WRITTEN TASK: In the forum thread below about retrying with a timeout in Python, what action does the original poster want to retry a number of times before giving up?

How to retry something with a timeout in Python?
tinnews at isbd.co.uk
tinnews at isbd.co.uk
Wed Apr 29 04:41:27 EDT 2009
Scott David Daniels <Scott.Daniels at acm.org> wrote:
> tinnews at isbd.co.uk wrote:
> > This feels like it should be simple but I can't see a clean way of
> > doing it at the moment.
> >
> > I want to retry locking a file for a number of times and then give up,
> > in pseudo-code it would be something like:-
> >
> >
> > for N times
> > try to lock file
> > if successful break out of for loop
> > if we don't have a lock then give up and exit
>
> for attempt in range(N):
> try:
> lock_file_with_timeout(per_try) # change to what you mean
> except LockAttemptFailure: # or however the failure is shown
> pass # here the attempt+1th try failed.

DATA BLOCK:
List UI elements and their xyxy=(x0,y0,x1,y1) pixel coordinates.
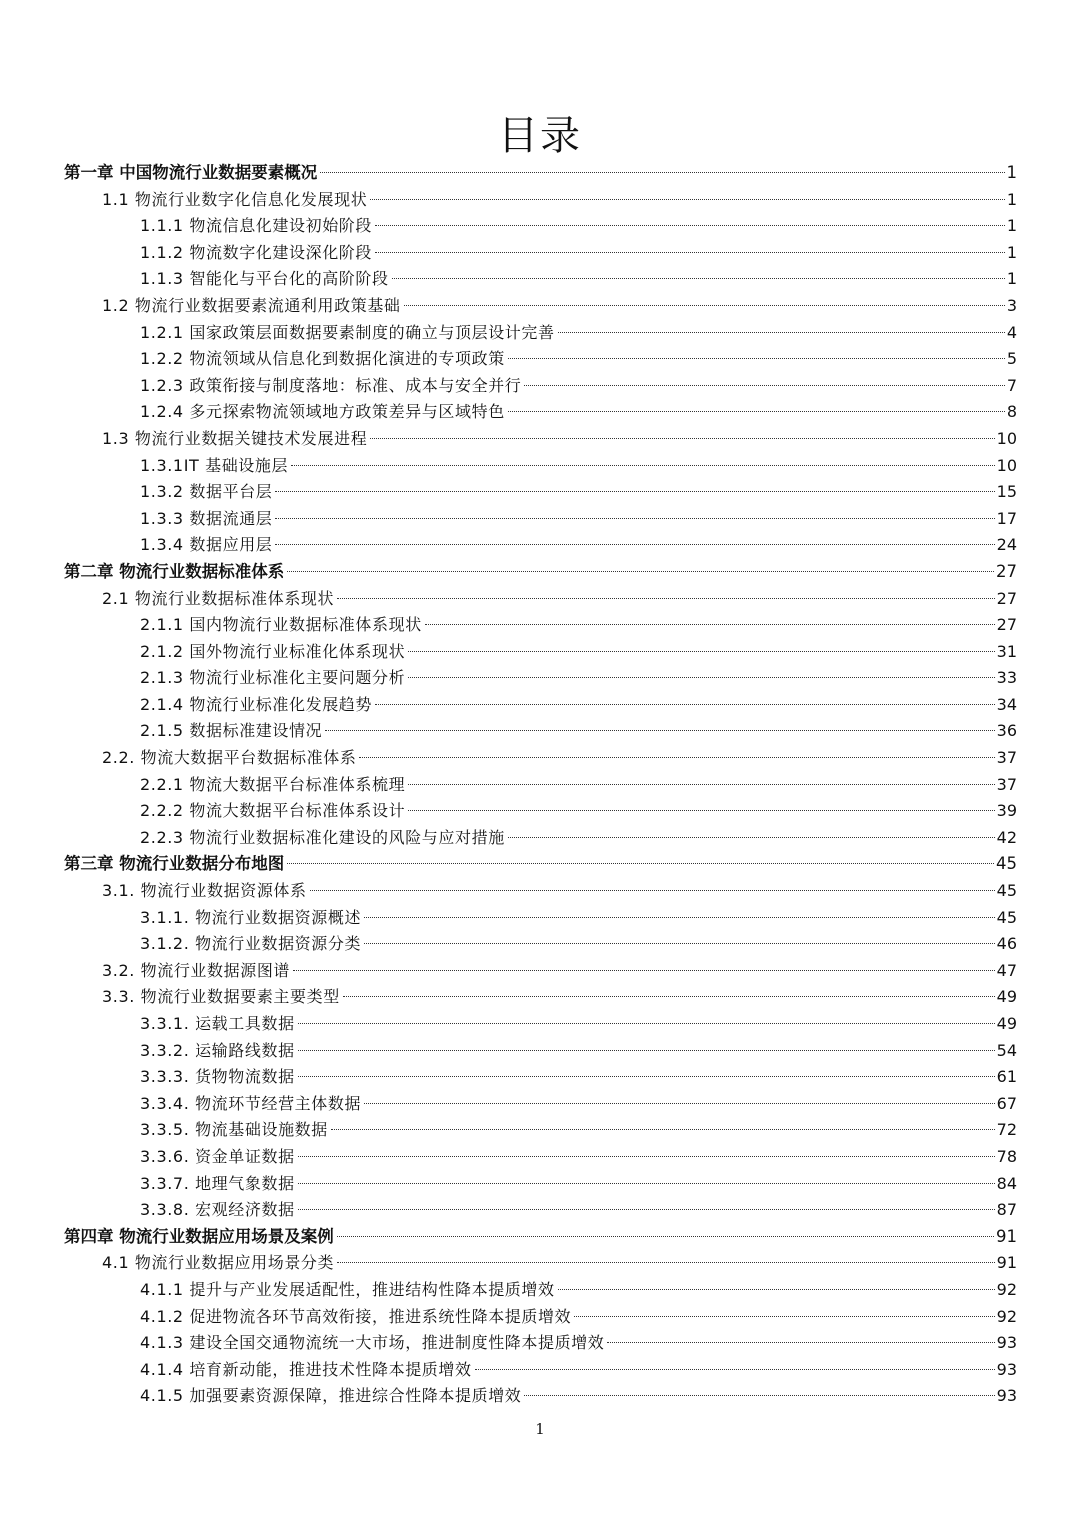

CORRECT RESULT: Locking a file.